Instruction A:
Repeat the part of the nested-dictionary question from "The goal is" to "not always set." word for word.
Instruction B:
In the nested-dictionary question, what revision is given for the workstation named debian2?
Instruction C:
Resume the nested-dictionary question after its last sentence.

How to extract a value of a field within a list of deeply nested dictionaries when some keys match other values

Let’s assume the following fictional dictionary with nested lists, dictionaries, and strings, of arbitrary depth.:
domain_definition.yml

---

domain_definition:
- name: server01
cluster: cluster0
port: '8070'
- name: server11
cluster: cluster1
port: '8080'
workstations:
- name: debian1
revision: '2016-06-21'
url: http://debian1.example.com:9911/2016-06-21
- name: ubuntu1
revision: '2017-08-16'
url: http://ubuntu1.example.com:9912/2017-08-16
- name: server12
cluster: cluster2
port: '8090'
workstations:
- name: debian2
revision: '2018-04-15'
url: http://debian2.example.com:9921/2018-04-15
- name: ubuntu2
revision: '2020-01-12'
url: http://ubuntu2.example.com:9922/2020-01-12

The goal is to extract as efficiently as possible (the original file can be quite large) a workstation matching:

  • a workstation os with its : for instance ubuntu1 ↔ 2017-08-16
  • only a workstation os : for instance debian2
    As you can see from example above, the key is not always set.

Dataset excerpt:
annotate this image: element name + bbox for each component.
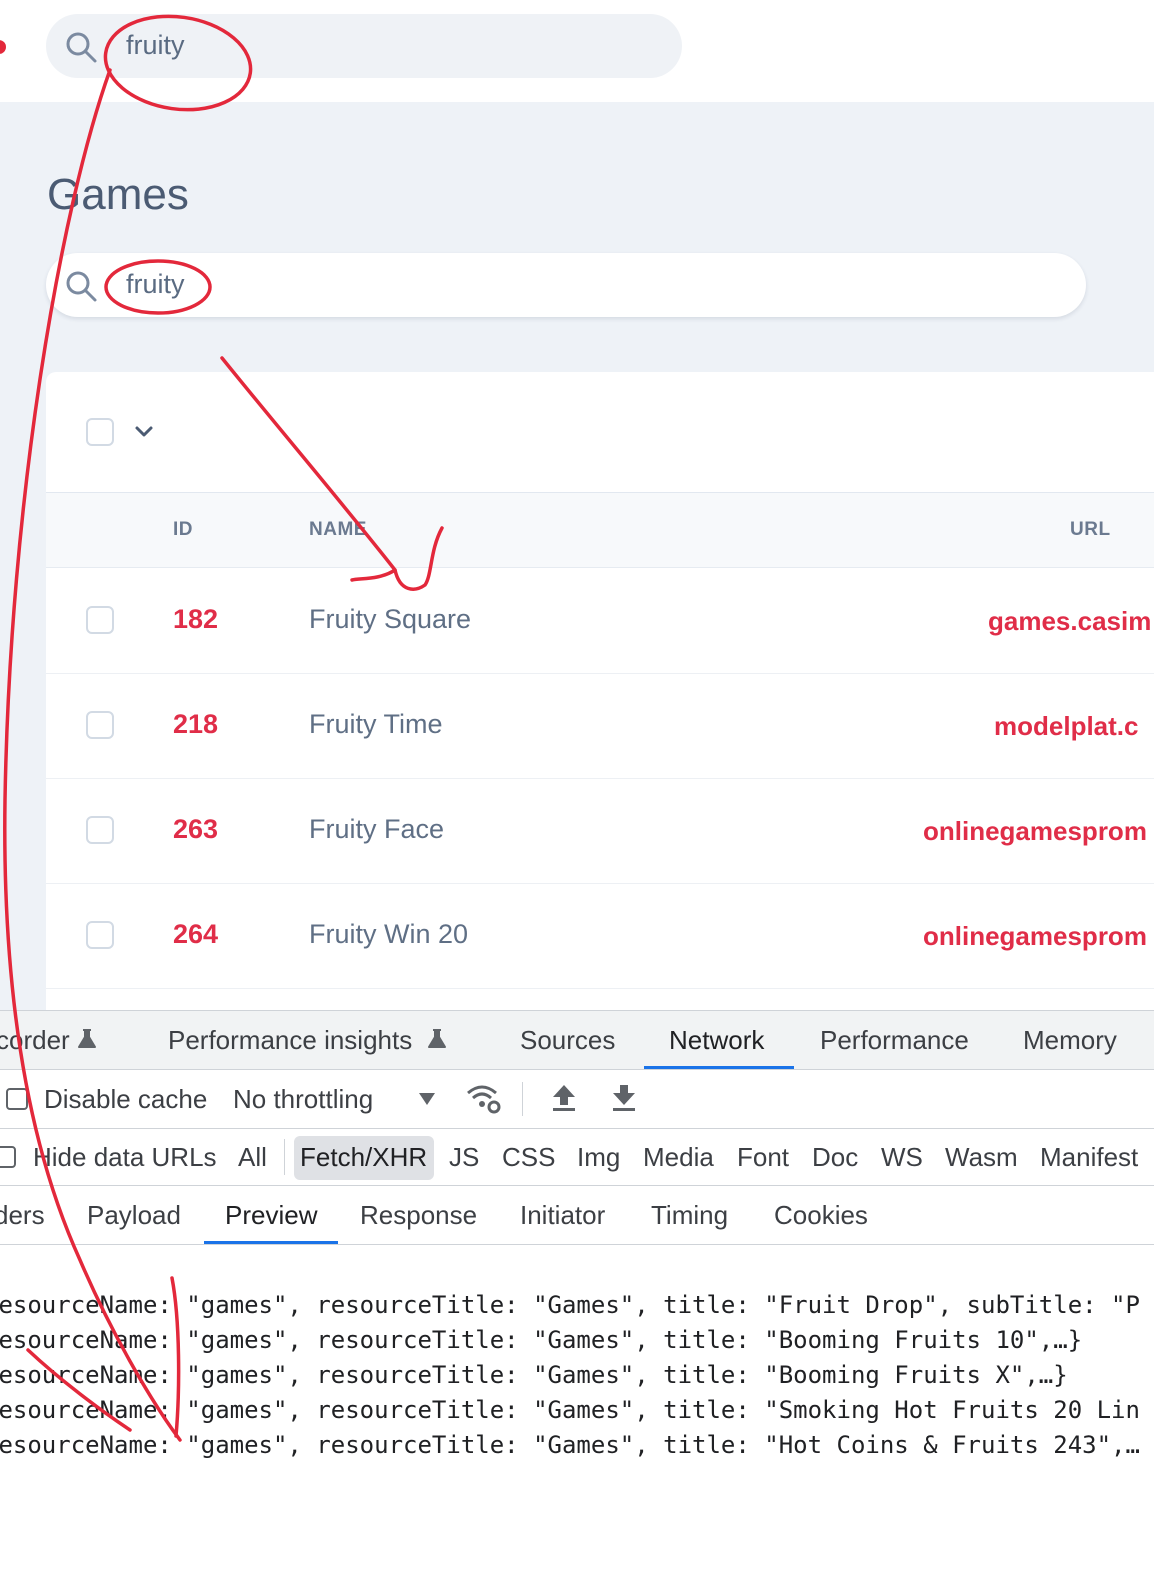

Final answer A:
The goal is to extract as efficiently as possible (the original file can be quite large) a workstation matching:

  • a workstation os with its : for instance ubuntu1 ↔ 2017-08-16
  • only a workstation os : for instance debian2
    As you can see from example above, the key is not always set.

Final answer B:
2018-04-15

Final answer C:
A major constraint is to avoid “json_query” as it cannot deal properly with keys containing a colon (as it may happen in my real context), last time I checked

I unsuccessfully tried different tasks, including the following:


- name: Extracting a value of a field deep within a list of complex dictionaries when some keys match other values
hosts:
- localhost
strategy: debug
tasks:
- name: Including domain_definition
include_vars: "domain_definition.yml"

- name: Extracting the OS URL when <os_revision> is known
vars:
- os_name: ubuntu1
- os_revision: 2017-08-16
debug:
msg:
"os_url: {{ domain_definition |
selectattr('workstations') |
list |
selectattr('name', 'eq', os_name) |
list |
selectattr('revision', 'eq', os_revision) |
map(attribute= 'url') |
first }}"
ignore_errors: yes

- name: Extracting the OS URL when <os_revision> is known
vars:
- os_name: ubuntu1
- os_revision: 2017-08-16
debug:
msg:
"os_url: {{ domain_definition |
selectattr('workstations.name', 'eq', os_name) |
list |
selectattr('workstations.revision', 'eq', os_revision) |
map(attribute= 'workstations.url') |
first }}"
ignore_errors: yes

- name: Extracting the OS URL when <os_revision> is unknown
vars:
- os_name: debian2
debug:
msg:
"os_url: {{ domain_definition |
selectattr('workstations') |
list |
selectattr('name', 'eq', os_name) |
map(attribute= 'url') |
first }}"
ignore_errors: yes

- name: Extracting the OS URL when <os_revision> is unknown
vars:
- os_name: debian2
debug:
msg:
"os_url: {{ domain_definition |
selectattr('workstations.name', 'eq', os_name) |
map(attribute= 'workstations.url') |
first }}"
ignore_errors: yes

I always get the error msg: ‘dict object’ has no attribute ‘workstations’.

Any suggestion?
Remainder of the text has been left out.